** Start Raw data **
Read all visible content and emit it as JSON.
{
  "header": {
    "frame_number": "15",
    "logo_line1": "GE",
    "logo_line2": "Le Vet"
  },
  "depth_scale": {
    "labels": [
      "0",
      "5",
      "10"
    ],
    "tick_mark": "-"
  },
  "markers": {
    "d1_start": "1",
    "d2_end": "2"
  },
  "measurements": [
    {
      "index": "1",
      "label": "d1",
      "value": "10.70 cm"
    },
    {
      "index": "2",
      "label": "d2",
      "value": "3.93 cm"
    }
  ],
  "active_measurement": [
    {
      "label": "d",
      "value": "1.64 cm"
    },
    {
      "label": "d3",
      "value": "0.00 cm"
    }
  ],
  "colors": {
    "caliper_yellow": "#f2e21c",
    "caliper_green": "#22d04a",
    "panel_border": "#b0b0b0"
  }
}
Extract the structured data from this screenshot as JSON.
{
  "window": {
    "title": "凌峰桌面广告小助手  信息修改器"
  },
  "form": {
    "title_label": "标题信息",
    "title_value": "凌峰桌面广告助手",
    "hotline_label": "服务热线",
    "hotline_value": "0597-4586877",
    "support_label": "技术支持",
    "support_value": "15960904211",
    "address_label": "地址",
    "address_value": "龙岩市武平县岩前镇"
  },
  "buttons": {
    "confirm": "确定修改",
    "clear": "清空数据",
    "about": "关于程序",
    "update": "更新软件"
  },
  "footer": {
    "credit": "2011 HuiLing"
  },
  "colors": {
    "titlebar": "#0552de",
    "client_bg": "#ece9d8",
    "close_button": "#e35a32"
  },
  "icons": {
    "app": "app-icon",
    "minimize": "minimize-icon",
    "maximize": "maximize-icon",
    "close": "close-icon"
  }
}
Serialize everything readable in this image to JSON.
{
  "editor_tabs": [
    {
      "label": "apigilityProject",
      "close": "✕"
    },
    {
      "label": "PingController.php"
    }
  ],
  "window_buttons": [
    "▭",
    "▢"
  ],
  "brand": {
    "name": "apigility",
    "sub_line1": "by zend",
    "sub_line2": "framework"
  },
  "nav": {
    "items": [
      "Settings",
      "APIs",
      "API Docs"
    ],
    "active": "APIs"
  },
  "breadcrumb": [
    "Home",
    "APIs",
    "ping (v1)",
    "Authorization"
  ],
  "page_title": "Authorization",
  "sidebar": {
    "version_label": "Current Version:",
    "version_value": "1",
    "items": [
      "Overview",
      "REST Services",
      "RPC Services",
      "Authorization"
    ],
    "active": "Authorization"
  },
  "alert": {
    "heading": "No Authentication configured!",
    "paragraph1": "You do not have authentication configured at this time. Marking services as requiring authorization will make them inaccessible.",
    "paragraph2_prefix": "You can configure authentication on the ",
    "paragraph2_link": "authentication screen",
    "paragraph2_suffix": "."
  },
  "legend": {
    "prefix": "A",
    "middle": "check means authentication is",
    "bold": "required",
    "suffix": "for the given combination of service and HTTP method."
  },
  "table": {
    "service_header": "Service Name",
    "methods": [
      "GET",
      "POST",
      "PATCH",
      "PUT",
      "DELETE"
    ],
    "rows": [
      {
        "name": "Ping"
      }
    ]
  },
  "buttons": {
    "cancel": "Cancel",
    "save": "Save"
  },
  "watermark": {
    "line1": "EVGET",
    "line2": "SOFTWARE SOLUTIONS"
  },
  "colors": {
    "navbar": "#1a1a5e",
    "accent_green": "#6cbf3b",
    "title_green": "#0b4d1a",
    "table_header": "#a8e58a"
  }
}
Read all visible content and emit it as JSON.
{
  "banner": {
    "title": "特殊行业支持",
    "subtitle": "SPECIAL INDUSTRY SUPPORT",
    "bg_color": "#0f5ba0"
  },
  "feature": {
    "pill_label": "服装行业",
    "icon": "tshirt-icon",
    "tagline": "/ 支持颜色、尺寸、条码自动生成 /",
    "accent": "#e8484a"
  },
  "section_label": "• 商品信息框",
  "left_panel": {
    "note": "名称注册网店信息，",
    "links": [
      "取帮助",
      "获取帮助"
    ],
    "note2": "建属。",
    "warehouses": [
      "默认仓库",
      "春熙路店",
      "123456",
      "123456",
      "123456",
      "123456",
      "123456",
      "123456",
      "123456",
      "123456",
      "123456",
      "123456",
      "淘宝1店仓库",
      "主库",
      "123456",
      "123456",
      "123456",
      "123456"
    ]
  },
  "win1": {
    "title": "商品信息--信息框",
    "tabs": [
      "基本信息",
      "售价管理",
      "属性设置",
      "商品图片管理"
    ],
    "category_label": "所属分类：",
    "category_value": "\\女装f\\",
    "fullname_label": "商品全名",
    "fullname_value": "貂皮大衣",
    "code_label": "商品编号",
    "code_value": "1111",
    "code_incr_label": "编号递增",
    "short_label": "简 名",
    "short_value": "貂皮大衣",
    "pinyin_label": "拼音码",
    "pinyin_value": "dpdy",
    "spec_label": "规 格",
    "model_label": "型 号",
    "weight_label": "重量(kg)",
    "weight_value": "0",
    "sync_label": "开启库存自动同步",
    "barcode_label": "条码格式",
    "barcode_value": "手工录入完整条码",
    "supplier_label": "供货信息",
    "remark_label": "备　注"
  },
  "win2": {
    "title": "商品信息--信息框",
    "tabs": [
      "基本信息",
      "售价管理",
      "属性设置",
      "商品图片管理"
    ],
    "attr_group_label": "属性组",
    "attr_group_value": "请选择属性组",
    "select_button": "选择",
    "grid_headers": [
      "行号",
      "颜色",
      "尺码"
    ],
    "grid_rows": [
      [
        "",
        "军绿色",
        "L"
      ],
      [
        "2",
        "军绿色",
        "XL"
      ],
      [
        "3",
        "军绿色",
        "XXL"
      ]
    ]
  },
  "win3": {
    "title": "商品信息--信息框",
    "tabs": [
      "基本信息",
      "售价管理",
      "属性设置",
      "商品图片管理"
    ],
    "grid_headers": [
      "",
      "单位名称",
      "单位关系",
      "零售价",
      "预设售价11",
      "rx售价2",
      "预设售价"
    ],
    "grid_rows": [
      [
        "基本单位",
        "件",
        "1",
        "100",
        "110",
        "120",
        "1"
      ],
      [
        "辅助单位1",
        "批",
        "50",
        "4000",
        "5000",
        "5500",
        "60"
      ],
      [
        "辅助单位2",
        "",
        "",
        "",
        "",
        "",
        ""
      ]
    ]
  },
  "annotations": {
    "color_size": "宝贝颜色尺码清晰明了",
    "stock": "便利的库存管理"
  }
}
** End Raw data **
(Instructions for the task) Extract every record. Keep wording exact.

(In response)
Read all visible content and emit it as JSON.
{
  "header": {
    "frame_number": "15",
    "logo_line1": "GE",
    "logo_line2": "Le Vet"
  },
  "depth_scale": {
    "labels": [
      "0",
      "5",
      "10"
    ],
    "tick_mark": "-"
  },
  "markers": {
    "d1_start": "1",
    "d2_end": "2"
  },
  "measurements": [
    {
      "index": "1",
      "label": "d1",
      "value": "10.70 cm"
    },
    {
      "index": "2",
      "label": "d2",
      "value": "3.93 cm"
    }
  ],
  "active_measurement": [
    {
      "label": "d",
      "value": "1.64 cm"
    },
    {
      "label": "d3",
      "value": "0.00 cm"
    }
  ],
  "colors": {
    "caliper_yellow": "#f2e21c",
    "caliper_green": "#22d04a",
    "panel_border": "#b0b0b0"
  }
}
Extract the structured data from this screenshot as JSON.
{
  "window": {
    "title": "凌峰桌面广告小助手  信息修改器"
  },
  "form": {
    "title_label": "标题信息",
    "title_value": "凌峰桌面广告助手",
    "hotline_label": "服务热线",
    "hotline_value": "0597-4586877",
    "support_label": "技术支持",
    "support_value": "15960904211",
    "address_label": "地址",
    "address_value": "龙岩市武平县岩前镇"
  },
  "buttons": {
    "confirm": "确定修改",
    "clear": "清空数据",
    "about": "关于程序",
    "update": "更新软件"
  },
  "footer": {
    "credit": "2011 HuiLing"
  },
  "colors": {
    "titlebar": "#0552de",
    "client_bg": "#ece9d8",
    "close_button": "#e35a32"
  },
  "icons": {
    "app": "app-icon",
    "minimize": "minimize-icon",
    "maximize": "maximize-icon",
    "close": "close-icon"
  }
}
Serialize everything readable in this image to JSON.
{
  "editor_tabs": [
    {
      "label": "apigilityProject",
      "close": "✕"
    },
    {
      "label": "PingController.php"
    }
  ],
  "window_buttons": [
    "▭",
    "▢"
  ],
  "brand": {
    "name": "apigility",
    "sub_line1": "by zend",
    "sub_line2": "framework"
  },
  "nav": {
    "items": [
      "Settings",
      "APIs",
      "API Docs"
    ],
    "active": "APIs"
  },
  "breadcrumb": [
    "Home",
    "APIs",
    "ping (v1)",
    "Authorization"
  ],
  "page_title": "Authorization",
  "sidebar": {
    "version_label": "Current Version:",
    "version_value": "1",
    "items": [
      "Overview",
      "REST Services",
      "RPC Services",
      "Authorization"
    ],
    "active": "Authorization"
  },
  "alert": {
    "heading": "No Authentication configured!",
    "paragraph1": "You do not have authentication configured at this time. Marking services as requiring authorization will make them inaccessible.",
    "paragraph2_prefix": "You can configure authentication on the ",
    "paragraph2_link": "authentication screen",
    "paragraph2_suffix": "."
  },
  "legend": {
    "prefix": "A",
    "middle": "check means authentication is",
    "bold": "required",
    "suffix": "for the given combination of service and HTTP method."
  },
  "table": {
    "service_header": "Service Name",
    "methods": [
      "GET",
      "POST",
      "PATCH",
      "PUT",
      "DELETE"
    ],
    "rows": [
      {
        "name": "Ping"
      }
    ]
  },
  "buttons": {
    "cancel": "Cancel",
    "save": "Save"
  },
  "watermark": {
    "line1": "EVGET",
    "line2": "SOFTWARE SOLUTIONS"
  },
  "colors": {
    "navbar": "#1a1a5e",
    "accent_green": "#6cbf3b",
    "title_green": "#0b4d1a",
    "table_header": "#a8e58a"
  }
}
Read all visible content and emit it as JSON.
{
  "banner": {
    "title": "特殊行业支持",
    "subtitle": "SPECIAL INDUSTRY SUPPORT",
    "bg_color": "#0f5ba0"
  },
  "feature": {
    "pill_label": "服装行业",
    "icon": "tshirt-icon",
    "tagline": "/ 支持颜色、尺寸、条码自动生成 /",
    "accent": "#e8484a"
  },
  "section_label": "• 商品信息框",
  "left_panel": {
    "note": "名称注册网店信息，",
    "links": [
      "取帮助",
      "获取帮助"
    ],
    "note2": "建属。",
    "warehouses": [
      "默认仓库",
      "春熙路店",
      "123456",
      "123456",
      "123456",
      "123456",
      "123456",
      "123456",
      "123456",
      "123456",
      "123456",
      "123456",
      "淘宝1店仓库",
      "主库",
      "123456",
      "123456",
      "123456",
      "123456"
    ]
  },
  "win1": {
    "title": "商品信息--信息框",
    "tabs": [
      "基本信息",
      "售价管理",
      "属性设置",
      "商品图片管理"
    ],
    "category_label": "所属分类：",
    "category_value": "\\女装f\\",
    "fullname_label": "商品全名",
    "fullname_value": "貂皮大衣",
    "code_label": "商品编号",
    "code_value": "1111",
    "code_incr_label": "编号递增",
    "short_label": "简 名",
    "short_value": "貂皮大衣",
    "pinyin_label": "拼音码",
    "pinyin_value": "dpdy",
    "spec_label": "规 格",
    "model_label": "型 号",
    "weight_label": "重量(kg)",
    "weight_value": "0",
    "sync_label": "开启库存自动同步",
    "barcode_label": "条码格式",
    "barcode_value": "手工录入完整条码",
    "supplier_label": "供货信息",
    "remark_label": "备　注"
  },
  "win2": {
    "title": "商品信息--信息框",
    "tabs": [
      "基本信息",
      "售价管理",
      "属性设置",
      "商品图片管理"
    ],
    "attr_group_label": "属性组",
    "attr_group_value": "请选择属性组",
    "select_button": "选择",
    "grid_headers": [
      "行号",
      "颜色",
      "尺码"
    ],
    "grid_rows": [
      [
        "",
        "军绿色",
        "L"
      ],
      [
        "2",
        "军绿色",
        "XL"
      ],
      [
        "3",
        "军绿色",
        "XXL"
      ]
    ]
  },
  "win3": {
    "title": "商品信息--信息框",
    "tabs": [
      "基本信息",
      "售价管理",
      "属性设置",
      "商品图片管理"
    ],
    "grid_headers": [
      "",
      "单位名称",
      "单位关系",
      "零售价",
      "预设售价11",
      "rx售价2",
      "预设售价"
    ],
    "grid_rows": [
      [
        "基本单位",
        "件",
        "1",
        "100",
        "110",
        "120",
        "1"
      ],
      [
        "辅助单位1",
        "批",
        "50",
        "4000",
        "5000",
        "5500",
        "60"
      ],
      [
        "辅助单位2",
        "",
        "",
        "",
        "",
        "",
        ""
      ]
    ]
  },
  "annotations": {
    "color_size": "宝贝颜色尺码清晰明了",
    "stock": "便利的库存管理"
  }
}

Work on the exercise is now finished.